DIRECTIONS FOR THIS TASK
From the article on essential services legislation below, reproduce word for word the passage that begins with the words containing "Teachers will have" and ends with "and our health.".

TEXT BLOCK

+---+

||Volume 14, Number 1, September 2001
Essential services legislation threatens
health and safety
by Lynne Sinclair
Essential services in labour relations was introduced in some sectors like health care and police to ensure that people’s health and safety was not in danger. The Liberal government has turned that on its head by imposing essential services on education. Ironically, designating education as an essential service puts teacher and student health and safety at risk.
Teachers will have to be vigilant this fall about their health and safety because the new legislation threatens our working conditions. In the face of government interference, teachers’ right to bargain essential working conditions is threatened. These conditions include class size, the provision of clean and safe workplaces, adequate time to do our work, and other provisions that must be in place to protect the health and safety of teachers and students. It was only when teachers won the right to strike in 1987 that any of these conditions were placed in our collective agreements where they could be enforced. Prior to that, the few provisions that did exist had no teeth. Contracts only addressed monetary items, not those that affected our working lives and our health.

+---+

RECORDS SUPPLIED
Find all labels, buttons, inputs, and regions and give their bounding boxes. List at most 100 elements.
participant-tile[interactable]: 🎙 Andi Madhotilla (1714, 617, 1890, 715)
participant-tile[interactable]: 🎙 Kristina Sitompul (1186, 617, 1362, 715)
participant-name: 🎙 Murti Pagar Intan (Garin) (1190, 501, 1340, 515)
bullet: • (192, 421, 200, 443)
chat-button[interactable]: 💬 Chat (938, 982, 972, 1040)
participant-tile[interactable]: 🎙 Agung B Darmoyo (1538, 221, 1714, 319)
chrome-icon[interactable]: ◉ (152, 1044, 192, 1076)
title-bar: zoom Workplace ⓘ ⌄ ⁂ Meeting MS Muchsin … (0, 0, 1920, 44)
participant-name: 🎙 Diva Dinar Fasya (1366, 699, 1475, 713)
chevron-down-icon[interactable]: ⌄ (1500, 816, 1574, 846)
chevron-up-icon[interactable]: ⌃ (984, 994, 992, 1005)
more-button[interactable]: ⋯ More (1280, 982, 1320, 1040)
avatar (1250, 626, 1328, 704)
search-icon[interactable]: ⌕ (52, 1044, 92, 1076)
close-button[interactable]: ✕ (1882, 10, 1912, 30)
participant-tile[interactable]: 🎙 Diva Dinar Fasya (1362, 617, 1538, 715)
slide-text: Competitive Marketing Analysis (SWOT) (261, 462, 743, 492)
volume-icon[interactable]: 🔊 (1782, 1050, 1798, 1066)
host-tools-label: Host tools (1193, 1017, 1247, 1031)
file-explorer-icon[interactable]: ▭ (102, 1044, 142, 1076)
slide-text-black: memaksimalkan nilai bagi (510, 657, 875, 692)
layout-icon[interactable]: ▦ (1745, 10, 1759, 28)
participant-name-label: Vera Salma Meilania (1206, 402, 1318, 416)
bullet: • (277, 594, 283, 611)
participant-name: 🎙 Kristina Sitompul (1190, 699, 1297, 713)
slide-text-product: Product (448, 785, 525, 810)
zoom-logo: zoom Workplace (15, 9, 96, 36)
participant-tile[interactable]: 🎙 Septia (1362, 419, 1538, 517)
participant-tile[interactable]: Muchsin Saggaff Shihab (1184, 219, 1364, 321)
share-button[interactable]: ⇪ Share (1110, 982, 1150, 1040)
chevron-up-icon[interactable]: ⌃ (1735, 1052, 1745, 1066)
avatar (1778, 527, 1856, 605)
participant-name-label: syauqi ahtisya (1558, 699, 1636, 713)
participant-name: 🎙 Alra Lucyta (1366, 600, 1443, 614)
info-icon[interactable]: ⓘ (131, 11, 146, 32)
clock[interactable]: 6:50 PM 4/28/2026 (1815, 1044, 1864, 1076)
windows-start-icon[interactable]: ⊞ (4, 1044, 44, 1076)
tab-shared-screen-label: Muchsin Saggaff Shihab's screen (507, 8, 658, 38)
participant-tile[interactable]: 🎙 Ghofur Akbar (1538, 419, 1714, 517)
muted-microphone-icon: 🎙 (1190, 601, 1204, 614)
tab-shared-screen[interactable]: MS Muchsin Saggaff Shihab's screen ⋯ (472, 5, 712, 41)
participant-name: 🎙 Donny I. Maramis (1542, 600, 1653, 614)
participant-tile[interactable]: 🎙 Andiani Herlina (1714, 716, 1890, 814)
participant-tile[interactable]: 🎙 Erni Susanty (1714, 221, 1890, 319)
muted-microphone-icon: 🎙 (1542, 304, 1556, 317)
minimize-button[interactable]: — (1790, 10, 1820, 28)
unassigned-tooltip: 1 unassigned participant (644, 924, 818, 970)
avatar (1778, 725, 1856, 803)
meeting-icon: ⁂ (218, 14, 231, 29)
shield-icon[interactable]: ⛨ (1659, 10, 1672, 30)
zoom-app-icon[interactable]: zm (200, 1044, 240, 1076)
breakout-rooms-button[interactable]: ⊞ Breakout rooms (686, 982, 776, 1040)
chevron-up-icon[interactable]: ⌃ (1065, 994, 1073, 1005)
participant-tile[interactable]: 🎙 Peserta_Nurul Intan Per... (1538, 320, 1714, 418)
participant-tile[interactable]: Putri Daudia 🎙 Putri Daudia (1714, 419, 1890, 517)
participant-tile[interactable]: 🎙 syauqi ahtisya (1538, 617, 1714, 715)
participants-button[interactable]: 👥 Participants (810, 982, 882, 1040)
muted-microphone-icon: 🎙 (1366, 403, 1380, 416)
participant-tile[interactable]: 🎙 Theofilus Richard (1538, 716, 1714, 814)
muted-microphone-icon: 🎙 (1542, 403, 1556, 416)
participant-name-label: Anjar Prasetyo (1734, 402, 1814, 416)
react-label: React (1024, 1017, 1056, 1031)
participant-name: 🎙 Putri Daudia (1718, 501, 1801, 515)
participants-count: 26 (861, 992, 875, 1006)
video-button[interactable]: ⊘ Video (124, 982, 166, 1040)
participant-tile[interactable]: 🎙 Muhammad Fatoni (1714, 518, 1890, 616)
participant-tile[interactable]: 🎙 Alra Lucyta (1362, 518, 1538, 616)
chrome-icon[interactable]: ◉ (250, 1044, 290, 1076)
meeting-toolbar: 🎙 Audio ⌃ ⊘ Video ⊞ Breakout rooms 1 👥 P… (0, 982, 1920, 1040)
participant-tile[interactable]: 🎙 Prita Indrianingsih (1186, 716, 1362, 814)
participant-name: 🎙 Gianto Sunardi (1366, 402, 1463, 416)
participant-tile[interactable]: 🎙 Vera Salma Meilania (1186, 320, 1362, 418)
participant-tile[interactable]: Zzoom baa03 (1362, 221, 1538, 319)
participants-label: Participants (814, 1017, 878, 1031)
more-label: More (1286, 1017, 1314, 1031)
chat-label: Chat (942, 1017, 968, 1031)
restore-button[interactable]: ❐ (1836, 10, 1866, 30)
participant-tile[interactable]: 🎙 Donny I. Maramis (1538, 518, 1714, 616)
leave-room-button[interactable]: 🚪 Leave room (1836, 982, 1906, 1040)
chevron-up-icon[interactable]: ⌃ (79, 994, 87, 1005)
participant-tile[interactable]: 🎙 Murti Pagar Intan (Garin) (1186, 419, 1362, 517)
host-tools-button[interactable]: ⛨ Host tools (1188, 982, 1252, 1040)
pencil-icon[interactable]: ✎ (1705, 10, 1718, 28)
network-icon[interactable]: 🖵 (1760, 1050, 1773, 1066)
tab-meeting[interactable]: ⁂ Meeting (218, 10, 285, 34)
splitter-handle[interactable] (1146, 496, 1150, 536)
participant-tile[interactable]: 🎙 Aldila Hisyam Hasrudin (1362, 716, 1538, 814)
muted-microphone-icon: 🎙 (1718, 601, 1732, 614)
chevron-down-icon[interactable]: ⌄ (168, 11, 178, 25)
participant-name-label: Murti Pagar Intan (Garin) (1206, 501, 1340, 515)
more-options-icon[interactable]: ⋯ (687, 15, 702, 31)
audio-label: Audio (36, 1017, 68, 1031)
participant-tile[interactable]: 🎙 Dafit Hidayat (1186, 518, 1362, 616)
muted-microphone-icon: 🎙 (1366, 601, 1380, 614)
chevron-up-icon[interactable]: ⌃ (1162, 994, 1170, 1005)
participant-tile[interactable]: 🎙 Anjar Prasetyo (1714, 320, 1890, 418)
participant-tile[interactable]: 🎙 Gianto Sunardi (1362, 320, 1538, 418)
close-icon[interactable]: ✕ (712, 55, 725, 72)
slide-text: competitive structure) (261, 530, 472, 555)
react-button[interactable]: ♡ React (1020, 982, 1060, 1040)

+---+

REPLY TO THE TASK
Teachers will have to be vigilant this fall about their health and safety because the new legislation threatens our working conditions. In the face of government interference, teachers’ right to bargain essential working conditions is threatened. These conditions include class size, the provision of clean and safe workplaces, adequate time to do our work, and other provisions that must be in place to protect the health and safety of teachers and students. It was only when teachers won the right to strike in 1987 that any of these conditions were placed in our collective agreements where they could be enforced. Prior to that, the few provisions that did exist had no teeth. Contracts only addressed monetary items, not those that affected our working lives and our health.